- [EXERCISE MATERIALS]:
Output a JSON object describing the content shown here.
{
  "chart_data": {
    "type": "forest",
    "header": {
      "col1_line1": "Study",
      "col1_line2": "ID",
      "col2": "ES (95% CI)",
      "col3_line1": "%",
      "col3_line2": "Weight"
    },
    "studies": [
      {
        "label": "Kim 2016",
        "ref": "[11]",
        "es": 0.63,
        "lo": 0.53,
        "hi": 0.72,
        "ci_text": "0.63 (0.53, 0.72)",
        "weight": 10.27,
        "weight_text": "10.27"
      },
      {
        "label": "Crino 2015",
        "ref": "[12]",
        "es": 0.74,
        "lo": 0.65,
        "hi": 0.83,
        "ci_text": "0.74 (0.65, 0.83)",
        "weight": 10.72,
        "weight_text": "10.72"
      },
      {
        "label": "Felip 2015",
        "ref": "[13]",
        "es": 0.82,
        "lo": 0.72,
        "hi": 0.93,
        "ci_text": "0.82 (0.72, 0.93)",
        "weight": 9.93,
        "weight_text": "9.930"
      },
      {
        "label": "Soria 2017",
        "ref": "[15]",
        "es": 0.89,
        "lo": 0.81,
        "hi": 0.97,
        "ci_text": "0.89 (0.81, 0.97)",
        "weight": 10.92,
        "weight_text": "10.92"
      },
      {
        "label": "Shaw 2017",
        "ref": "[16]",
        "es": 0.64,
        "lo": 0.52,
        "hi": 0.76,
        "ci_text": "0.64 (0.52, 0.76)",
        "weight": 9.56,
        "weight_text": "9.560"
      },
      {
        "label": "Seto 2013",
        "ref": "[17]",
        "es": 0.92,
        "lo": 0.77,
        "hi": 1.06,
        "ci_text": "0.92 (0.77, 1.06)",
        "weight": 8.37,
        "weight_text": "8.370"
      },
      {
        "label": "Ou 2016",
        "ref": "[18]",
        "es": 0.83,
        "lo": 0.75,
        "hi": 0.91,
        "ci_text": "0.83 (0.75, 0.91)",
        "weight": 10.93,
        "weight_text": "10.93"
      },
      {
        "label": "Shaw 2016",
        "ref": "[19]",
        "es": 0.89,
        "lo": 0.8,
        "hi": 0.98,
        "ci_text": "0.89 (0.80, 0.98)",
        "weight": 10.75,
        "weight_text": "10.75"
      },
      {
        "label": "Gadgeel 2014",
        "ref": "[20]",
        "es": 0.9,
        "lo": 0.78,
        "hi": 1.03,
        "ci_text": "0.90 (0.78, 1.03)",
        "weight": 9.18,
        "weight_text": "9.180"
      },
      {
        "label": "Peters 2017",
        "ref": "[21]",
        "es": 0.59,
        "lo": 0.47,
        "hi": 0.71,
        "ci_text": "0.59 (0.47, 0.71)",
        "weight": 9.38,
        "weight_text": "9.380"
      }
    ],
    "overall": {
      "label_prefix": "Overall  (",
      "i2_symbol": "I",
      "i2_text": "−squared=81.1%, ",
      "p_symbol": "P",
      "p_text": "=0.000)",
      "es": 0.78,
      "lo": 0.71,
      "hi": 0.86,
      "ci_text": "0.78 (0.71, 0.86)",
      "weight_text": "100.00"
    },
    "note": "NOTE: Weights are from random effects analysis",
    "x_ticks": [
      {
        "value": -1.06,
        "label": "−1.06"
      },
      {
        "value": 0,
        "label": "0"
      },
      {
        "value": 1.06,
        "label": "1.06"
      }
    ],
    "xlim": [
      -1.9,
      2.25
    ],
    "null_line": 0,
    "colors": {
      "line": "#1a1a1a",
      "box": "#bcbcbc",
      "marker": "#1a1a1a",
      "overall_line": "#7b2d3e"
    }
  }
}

- [SHORT TASK]:
Set down every record above exactly as given.

- [ANSWER TO THE PROBLEM]:
Output a JSON object describing the content shown here.
{
  "chart_data": {
    "type": "forest",
    "header": {
      "col1_line1": "Study",
      "col1_line2": "ID",
      "col2": "ES (95% CI)",
      "col3_line1": "%",
      "col3_line2": "Weight"
    },
    "studies": [
      {
        "label": "Kim 2016",
        "ref": "[11]",
        "es": 0.63,
        "lo": 0.53,
        "hi": 0.72,
        "ci_text": "0.63 (0.53, 0.72)",
        "weight": 10.27,
        "weight_text": "10.27"
      },
      {
        "label": "Crino 2015",
        "ref": "[12]",
        "es": 0.74,
        "lo": 0.65,
        "hi": 0.83,
        "ci_text": "0.74 (0.65, 0.83)",
        "weight": 10.72,
        "weight_text": "10.72"
      },
      {
        "label": "Felip 2015",
        "ref": "[13]",
        "es": 0.82,
        "lo": 0.72,
        "hi": 0.93,
        "ci_text": "0.82 (0.72, 0.93)",
        "weight": 9.93,
        "weight_text": "9.930"
      },
      {
        "label": "Soria 2017",
        "ref": "[15]",
        "es": 0.89,
        "lo": 0.81,
        "hi": 0.97,
        "ci_text": "0.89 (0.81, 0.97)",
        "weight": 10.92,
        "weight_text": "10.92"
      },
      {
        "label": "Shaw 2017",
        "ref": "[16]",
        "es": 0.64,
        "lo": 0.52,
        "hi": 0.76,
        "ci_text": "0.64 (0.52, 0.76)",
        "weight": 9.56,
        "weight_text": "9.560"
      },
      {
        "label": "Seto 2013",
        "ref": "[17]",
        "es": 0.92,
        "lo": 0.77,
        "hi": 1.06,
        "ci_text": "0.92 (0.77, 1.06)",
        "weight": 8.37,
        "weight_text": "8.370"
      },
      {
        "label": "Ou 2016",
        "ref": "[18]",
        "es": 0.83,
        "lo": 0.75,
        "hi": 0.91,
        "ci_text": "0.83 (0.75, 0.91)",
        "weight": 10.93,
        "weight_text": "10.93"
      },
      {
        "label": "Shaw 2016",
        "ref": "[19]",
        "es": 0.89,
        "lo": 0.8,
        "hi": 0.98,
        "ci_text": "0.89 (0.80, 0.98)",
        "weight": 10.75,
        "weight_text": "10.75"
      },
      {
        "label": "Gadgeel 2014",
        "ref": "[20]",
        "es": 0.9,
        "lo": 0.78,
        "hi": 1.03,
        "ci_text": "0.90 (0.78, 1.03)",
        "weight": 9.18,
        "weight_text": "9.180"
      },
      {
        "label": "Peters 2017",
        "ref": "[21]",
        "es": 0.59,
        "lo": 0.47,
        "hi": 0.71,
        "ci_text": "0.59 (0.47, 0.71)",
        "weight": 9.38,
        "weight_text": "9.380"
      }
    ],
    "overall": {
      "label_prefix": "Overall  (",
      "i2_symbol": "I",
      "i2_text": "−squared=81.1%, ",
      "p_symbol": "P",
      "p_text": "=0.000)",
      "es": 0.78,
      "lo": 0.71,
      "hi": 0.86,
      "ci_text": "0.78 (0.71, 0.86)",
      "weight_text": "100.00"
    },
    "note": "NOTE: Weights are from random effects analysis",
    "x_ticks": [
      {
        "value": -1.06,
        "label": "−1.06"
      },
      {
        "value": 0,
        "label": "0"
      },
      {
        "value": 1.06,
        "label": "1.06"
      }
    ],
    "xlim": [
      -1.9,
      2.25
    ],
    "null_line": 0,
    "colors": {
      "line": "#1a1a1a",
      "box": "#bcbcbc",
      "marker": "#1a1a1a",
      "overall_line": "#7b2d3e"
    }
  }
}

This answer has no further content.